--- start of Material supplied ---
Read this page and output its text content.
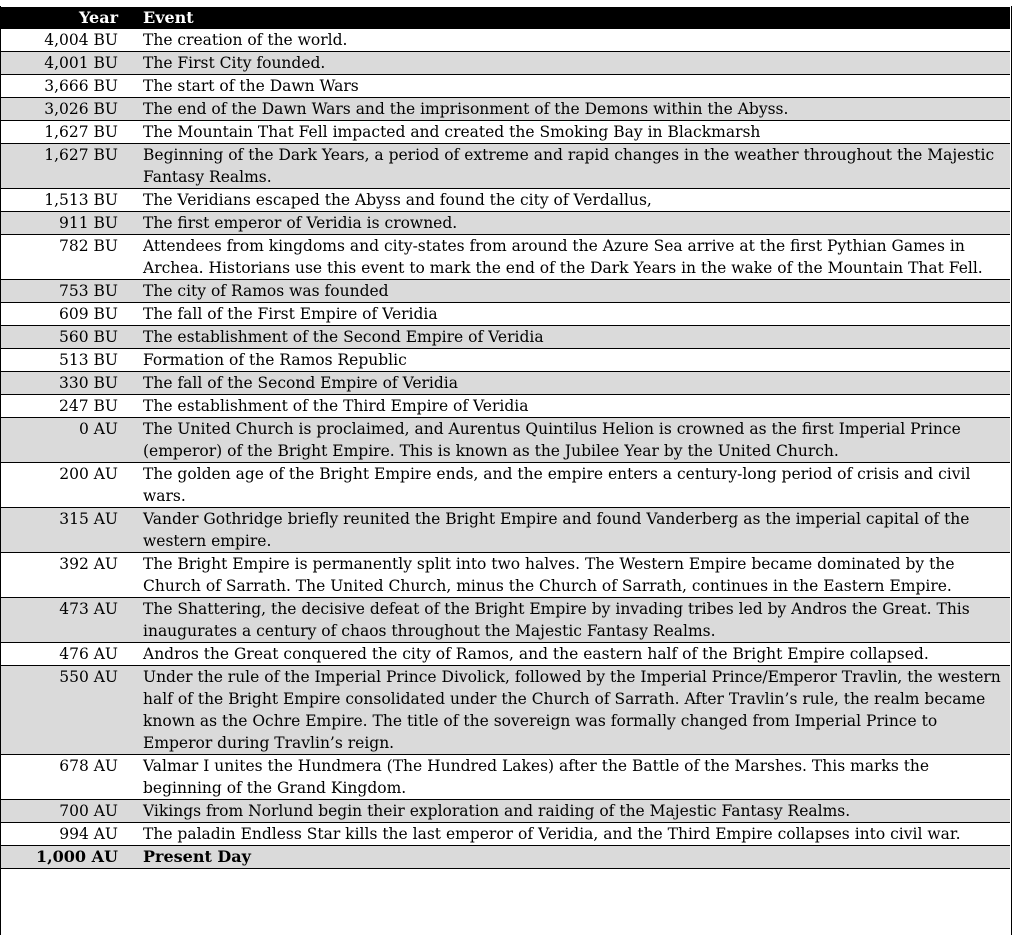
Year	Event
4,004 BU	The creation of the world.
4,001 BU	The First City founded.
3,666 BU	The start of the Dawn Wars
3,026 BU	The end of the Dawn Wars and the imprisonment of the Demons within the Abyss.
1,627 BU	The Mountain That Fell impacted and created the Smoking Bay in Blackmarsh
1,627 BU	Beginning of the Dark Years, a period of extreme and rapid changes in the weather throughout the Majestic Fantasy Realms.
1,513 BU	The Veridians escaped the Abyss and found the city of Verdallus,
911 BU	The first emperor of Veridia is crowned.
782 BU	Attendees from kingdoms and city-states from around the Azure Sea arrive at the first Pythian Games in Archea. Historians use this event to mark the end of the Dark Years in the wake of the Mountain That Fell.
753 BU	The city of Ramos was founded
609 BU	The fall of the First Empire of Veridia
560 BU	The establishment of the Second Empire of Veridia
513 BU	Formation of the Ramos Republic
330 BU	The fall of the Second Empire of Veridia
247 BU	The establishment of the Third Empire of Veridia
0 AU	The United Church is proclaimed, and Aurentus Quintilus Helion is crowned as the first Imperial Prince (emperor) of the Bright Empire. This is known as the Jubilee Year by the United Church.
200 AU	The golden age of the Bright Empire ends, and the empire enters a century-long period of crisis and civil wars.
315 AU	Vander Gothridge briefly reunited the Bright Empire and found Vanderberg as the imperial capital of the western empire.
392 AU	The Bright Empire is permanently split into two halves. The Western Empire became dominated by the Church of Sarrath. The United Church, minus the Church of Sarrath, continues in the Eastern Empire.
473 AU	The Shattering, the decisive defeat of the Bright Empire by invading tribes led by Andros the Great. This inaugurates a century of chaos throughout the Majestic Fantasy Realms.
476 AU	Andros the Great conquered the city of Ramos, and the eastern half of the Bright Empire collapsed.
550 AU	Under the rule of the Imperial Prince Divolick, followed by the Imperial Prince/Emperor Travlin, the western half of the Bright Empire consolidated under the Church of Sarrath. After Travlin’s rule, the realm became known as the Ochre Empire. The title of the sovereign was formally changed from Imperial Prince to Emperor during Travlin’s reign.
678 AU	Valmar I unites the Hundmera (The Hundred Lakes) after the Battle of the Marshes. This marks the beginning of the Grand Kingdom.
700 AU	Vikings from Norlund begin their exploration and raiding of the Majestic Fantasy Realms.
994 AU	The paladin Endless Star kills the last emperor of Veridia, and the Third Empire collapses into civil war.
1,000 AU	Present Day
--- end of Material supplied ---
What is being asked →
Images do not belong in the copy; reproduce all other parts of the records above verbatim.

Exercise response →
Read this page and output its text content.
Year	Event
4,004 BU	The creation of the world.
4,001 BU	The First City founded.
3,666 BU	The start of the Dawn Wars
3,026 BU	The end of the Dawn Wars and the imprisonment of the Demons within the Abyss.
1,627 BU	The Mountain That Fell impacted and created the Smoking Bay in Blackmarsh
1,627 BU	Beginning of the Dark Years, a period of extreme and rapid changes in the weather throughout the Majestic Fantasy Realms.
1,513 BU	The Veridians escaped the Abyss and found the city of Verdallus,
911 BU	The first emperor of Veridia is crowned.
782 BU	Attendees from kingdoms and city-states from around the Azure Sea arrive at the first Pythian Games in Archea. Historians use this event to mark the end of the Dark Years in the wake of the Mountain That Fell.
753 BU	The city of Ramos was founded
609 BU	The fall of the First Empire of Veridia
560 BU	The establishment of the Second Empire of Veridia
513 BU	Formation of the Ramos Republic
330 BU	The fall of the Second Empire of Veridia
247 BU	The establishment of the Third Empire of Veridia
0 AU	The United Church is proclaimed, and Aurentus Quintilus Helion is crowned as the first Imperial Prince (emperor) of the Bright Empire. This is known as the Jubilee Year by the United Church.
200 AU	The golden age of the Bright Empire ends, and the empire enters a century-long period of crisis and civil wars.
315 AU	Vander Gothridge briefly reunited the Bright Empire and found Vanderberg as the imperial capital of the western empire.
392 AU	The Bright Empire is permanently split into two halves. The Western Empire became dominated by the Church of Sarrath. The United Church, minus the Church of Sarrath, continues in the Eastern Empire.
473 AU	The Shattering, the decisive defeat of the Bright Empire by invading tribes led by Andros the Great. This inaugurates a century of chaos throughout the Majestic Fantasy Realms.
476 AU	Andros the Great conquered the city of Ramos, and the eastern half of the Bright Empire collapsed.
550 AU	Under the rule of the Imperial Prince Divolick, followed by the Imperial Prince/Emperor Travlin, the western half of the Bright Empire consolidated under the Church of Sarrath. After Travlin’s rule, the realm became known as the Ochre Empire. The title of the sovereign was formally changed from Imperial Prince to Emperor during Travlin’s reign.
678 AU	Valmar I unites the Hundmera (The Hundred Lakes) after the Battle of the Marshes. This marks the beginning of the Grand Kingdom.
700 AU	Vikings from Norlund begin their exploration and raiding of the Majestic Fantasy Realms.
994 AU	The paladin Endless Star kills the last emperor of Veridia, and the Third Empire collapses into civil war.
1,000 AU	Present Day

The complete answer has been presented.